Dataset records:
===

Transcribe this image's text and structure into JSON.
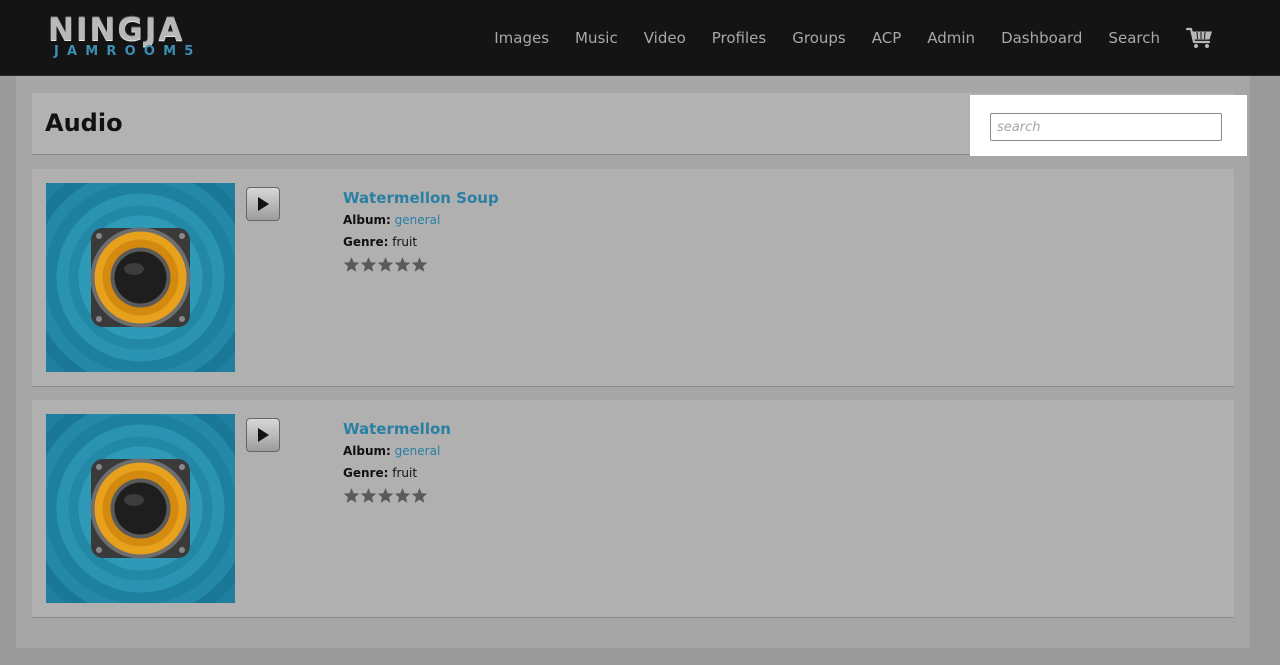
{
  "logo": {
    "top": "NINGJA",
    "bottom": "JAMROOM5"
  },
  "nav": {
    "items": [
      "Images",
      "Music",
      "Video",
      "Profiles",
      "Groups",
      "ACP",
      "Admin",
      "Dashboard",
      "Search"
    ],
    "cart_icon": "cart-icon"
  },
  "page": {
    "title": "Audio"
  },
  "search": {
    "placeholder": "search",
    "value": ""
  },
  "labels": {
    "album": "Album:",
    "genre": "Genre:"
  },
  "items": [
    {
      "title": "Watermellon Soup",
      "album": "general",
      "genre": "fruit",
      "rating_stars": 5
    },
    {
      "title": "Watermellon",
      "album": "general",
      "genre": "fruit",
      "rating_stars": 5
    }
  ],
  "colors": {
    "accent": "#2a7fa2",
    "header_bg": "#141414",
    "nav_text": "#a8a8a8"
  }
}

===

Required work: Quote each line of the listing exactly, but leave the pictures out.

Output for this task:
Transcribe this image's text and structure into JSON.
{
  "logo": {
    "top": "NINGJA",
    "bottom": "JAMROOM5"
  },
  "nav": {
    "items": [
      "Images",
      "Music",
      "Video",
      "Profiles",
      "Groups",
      "ACP",
      "Admin",
      "Dashboard",
      "Search"
    ],
    "cart_icon": "cart-icon"
  },
  "page": {
    "title": "Audio"
  },
  "search": {
    "placeholder": "search",
    "value": ""
  },
  "labels": {
    "album": "Album:",
    "genre": "Genre:"
  },
  "items": [
    {
      "title": "Watermellon Soup",
      "album": "general",
      "genre": "fruit",
      "rating_stars": 5
    },
    {
      "title": "Watermellon",
      "album": "general",
      "genre": "fruit",
      "rating_stars": 5
    }
  ],
  "colors": {
    "accent": "#2a7fa2",
    "header_bg": "#141414",
    "nav_text": "#a8a8a8"
  }
}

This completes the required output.